▸ DIRECTIVE
Transcribe each line of the material as it is, and drop any picture.

[Dataset excerpts]
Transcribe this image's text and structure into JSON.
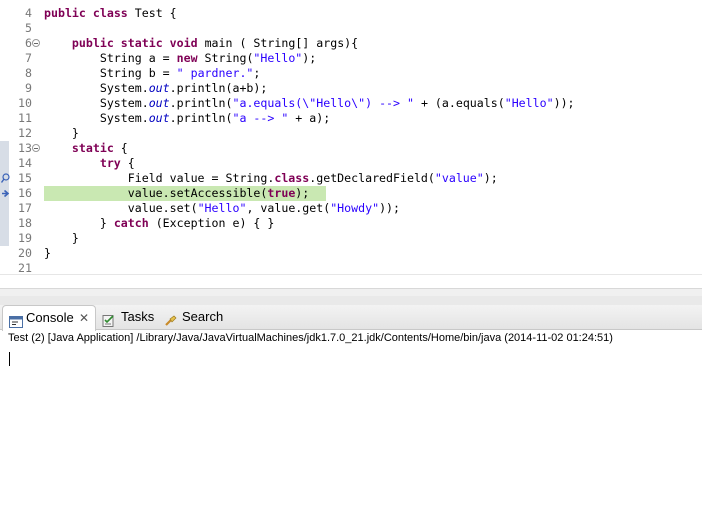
{
  "editor": {
    "lines": [
      {
        "num": "4",
        "tokens": [
          {
            "t": "public",
            "c": "kw"
          },
          {
            "t": " "
          },
          {
            "t": "class",
            "c": "kw"
          },
          {
            "t": " Test {"
          }
        ]
      },
      {
        "num": "5",
        "tokens": []
      },
      {
        "num": "6",
        "fold": true,
        "tokens": [
          {
            "t": "    "
          },
          {
            "t": "public",
            "c": "kw"
          },
          {
            "t": " "
          },
          {
            "t": "static",
            "c": "kw"
          },
          {
            "t": " "
          },
          {
            "t": "void",
            "c": "kw"
          },
          {
            "t": " main ( String[] args){"
          }
        ]
      },
      {
        "num": "7",
        "tokens": [
          {
            "t": "        String a = "
          },
          {
            "t": "new",
            "c": "kw"
          },
          {
            "t": " String("
          },
          {
            "t": "\"Hello\"",
            "c": "str"
          },
          {
            "t": ");"
          }
        ]
      },
      {
        "num": "8",
        "tokens": [
          {
            "t": "        String b = "
          },
          {
            "t": "\" pardner.\"",
            "c": "str"
          },
          {
            "t": ";"
          }
        ]
      },
      {
        "num": "9",
        "tokens": [
          {
            "t": "        System."
          },
          {
            "t": "out",
            "c": "fld"
          },
          {
            "t": ".println(a+b);"
          }
        ]
      },
      {
        "num": "10",
        "tokens": [
          {
            "t": "        System."
          },
          {
            "t": "out",
            "c": "fld"
          },
          {
            "t": ".println("
          },
          {
            "t": "\"a.equals(\\\"Hello\\\") --> \"",
            "c": "str"
          },
          {
            "t": " + (a.equals("
          },
          {
            "t": "\"Hello\"",
            "c": "str"
          },
          {
            "t": "));"
          }
        ]
      },
      {
        "num": "11",
        "tokens": [
          {
            "t": "        System."
          },
          {
            "t": "out",
            "c": "fld"
          },
          {
            "t": ".println("
          },
          {
            "t": "\"a --> \"",
            "c": "str"
          },
          {
            "t": " + a);"
          }
        ]
      },
      {
        "num": "12",
        "tokens": [
          {
            "t": "    }"
          }
        ]
      },
      {
        "num": "13",
        "fold": true,
        "tokens": [
          {
            "t": "    "
          },
          {
            "t": "static",
            "c": "kw"
          },
          {
            "t": " {"
          }
        ]
      },
      {
        "num": "14",
        "tokens": [
          {
            "t": "        "
          },
          {
            "t": "try",
            "c": "kw"
          },
          {
            "t": " {"
          }
        ]
      },
      {
        "num": "15",
        "marker": "search",
        "tokens": [
          {
            "t": "            Field value = String."
          },
          {
            "t": "class",
            "c": "kw"
          },
          {
            "t": ".getDeclaredField("
          },
          {
            "t": "\"value\"",
            "c": "str"
          },
          {
            "t": ");"
          }
        ]
      },
      {
        "num": "16",
        "marker": "debug",
        "current": true,
        "tokens": [
          {
            "t": "            value.setAccessible("
          },
          {
            "t": "true",
            "c": "kw"
          },
          {
            "t": ");"
          }
        ]
      },
      {
        "num": "17",
        "tokens": [
          {
            "t": "            value.set("
          },
          {
            "t": "\"Hello\"",
            "c": "str"
          },
          {
            "t": ", value.get("
          },
          {
            "t": "\"Howdy\"",
            "c": "str"
          },
          {
            "t": "));"
          }
        ]
      },
      {
        "num": "18",
        "tokens": [
          {
            "t": "        } "
          },
          {
            "t": "catch",
            "c": "kw"
          },
          {
            "t": " (Exception e) { }"
          }
        ]
      },
      {
        "num": "19",
        "tokens": [
          {
            "t": "    }"
          }
        ]
      },
      {
        "num": "20",
        "tokens": [
          {
            "t": "}"
          }
        ]
      },
      {
        "num": "21",
        "tokens": []
      }
    ]
  },
  "console_view": {
    "tabs": [
      {
        "label": "Console",
        "icon": "console-icon",
        "active": true,
        "closable": true
      },
      {
        "label": "Tasks",
        "icon": "tasks-icon",
        "active": false
      },
      {
        "label": "Search",
        "icon": "search-icon",
        "active": false
      }
    ],
    "title": "Test (2) [Java Application] /Library/Java/JavaVirtualMachines/jdk1.7.0_21.jdk/Contents/Home/bin/java (2014-11-02 01:24:51)",
    "output": ""
  },
  "colors": {
    "keyword": "#7f0055",
    "string": "#2a00ff",
    "field": "#0000c0",
    "current_line": "#c9e8b2"
  }
}
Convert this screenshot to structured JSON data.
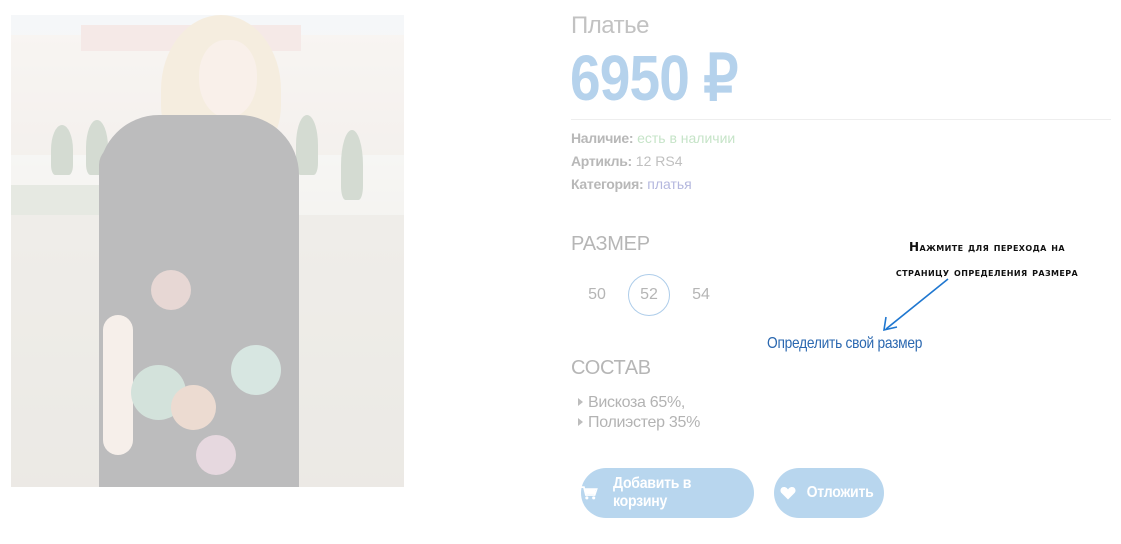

▸ REPLY TO THE EXERCISE
Transcribe this image's text and structure into JSON.
{
  "editor": {
    "lines": [
      {
        "num": "4",
        "tokens": [
          {
            "t": "public",
            "c": "kw"
          },
          {
            "t": " "
          },
          {
            "t": "class",
            "c": "kw"
          },
          {
            "t": " Test {"
          }
        ]
      },
      {
        "num": "5",
        "tokens": []
      },
      {
        "num": "6",
        "fold": true,
        "tokens": [
          {
            "t": "    "
          },
          {
            "t": "public",
            "c": "kw"
          },
          {
            "t": " "
          },
          {
            "t": "static",
            "c": "kw"
          },
          {
            "t": " "
          },
          {
            "t": "void",
            "c": "kw"
          },
          {
            "t": " main ( String[] args){"
          }
        ]
      },
      {
        "num": "7",
        "tokens": [
          {
            "t": "        String a = "
          },
          {
            "t": "new",
            "c": "kw"
          },
          {
            "t": " String("
          },
          {
            "t": "\"Hello\"",
            "c": "str"
          },
          {
            "t": ");"
          }
        ]
      },
      {
        "num": "8",
        "tokens": [
          {
            "t": "        String b = "
          },
          {
            "t": "\" pardner.\"",
            "c": "str"
          },
          {
            "t": ";"
          }
        ]
      },
      {
        "num": "9",
        "tokens": [
          {
            "t": "        System."
          },
          {
            "t": "out",
            "c": "fld"
          },
          {
            "t": ".println(a+b);"
          }
        ]
      },
      {
        "num": "10",
        "tokens": [
          {
            "t": "        System."
          },
          {
            "t": "out",
            "c": "fld"
          },
          {
            "t": ".println("
          },
          {
            "t": "\"a.equals(\\\"Hello\\\") --> \"",
            "c": "str"
          },
          {
            "t": " + (a.equals("
          },
          {
            "t": "\"Hello\"",
            "c": "str"
          },
          {
            "t": "));"
          }
        ]
      },
      {
        "num": "11",
        "tokens": [
          {
            "t": "        System."
          },
          {
            "t": "out",
            "c": "fld"
          },
          {
            "t": ".println("
          },
          {
            "t": "\"a --> \"",
            "c": "str"
          },
          {
            "t": " + a);"
          }
        ]
      },
      {
        "num": "12",
        "tokens": [
          {
            "t": "    }"
          }
        ]
      },
      {
        "num": "13",
        "fold": true,
        "tokens": [
          {
            "t": "    "
          },
          {
            "t": "static",
            "c": "kw"
          },
          {
            "t": " {"
          }
        ]
      },
      {
        "num": "14",
        "tokens": [
          {
            "t": "        "
          },
          {
            "t": "try",
            "c": "kw"
          },
          {
            "t": " {"
          }
        ]
      },
      {
        "num": "15",
        "marker": "search",
        "tokens": [
          {
            "t": "            Field value = String."
          },
          {
            "t": "class",
            "c": "kw"
          },
          {
            "t": ".getDeclaredField("
          },
          {
            "t": "\"value\"",
            "c": "str"
          },
          {
            "t": ");"
          }
        ]
      },
      {
        "num": "16",
        "marker": "debug",
        "current": true,
        "tokens": [
          {
            "t": "            value.setAccessible("
          },
          {
            "t": "true",
            "c": "kw"
          },
          {
            "t": ");"
          }
        ]
      },
      {
        "num": "17",
        "tokens": [
          {
            "t": "            value.set("
          },
          {
            "t": "\"Hello\"",
            "c": "str"
          },
          {
            "t": ", value.get("
          },
          {
            "t": "\"Howdy\"",
            "c": "str"
          },
          {
            "t": "));"
          }
        ]
      },
      {
        "num": "18",
        "tokens": [
          {
            "t": "        } "
          },
          {
            "t": "catch",
            "c": "kw"
          },
          {
            "t": " (Exception e) { }"
          }
        ]
      },
      {
        "num": "19",
        "tokens": [
          {
            "t": "    }"
          }
        ]
      },
      {
        "num": "20",
        "tokens": [
          {
            "t": "}"
          }
        ]
      },
      {
        "num": "21",
        "tokens": []
      }
    ]
  },
  "console_view": {
    "tabs": [
      {
        "label": "Console",
        "icon": "console-icon",
        "active": true,
        "closable": true
      },
      {
        "label": "Tasks",
        "icon": "tasks-icon",
        "active": false
      },
      {
        "label": "Search",
        "icon": "search-icon",
        "active": false
      }
    ],
    "title": "Test (2) [Java Application] /Library/Java/JavaVirtualMachines/jdk1.7.0_21.jdk/Contents/Home/bin/java (2014-11-02 01:24:51)",
    "output": ""
  },
  "colors": {
    "keyword": "#7f0055",
    "string": "#2a00ff",
    "field": "#0000c0",
    "current_line": "#c9e8b2"
  }
}
Convert this screenshot to structured JSON data.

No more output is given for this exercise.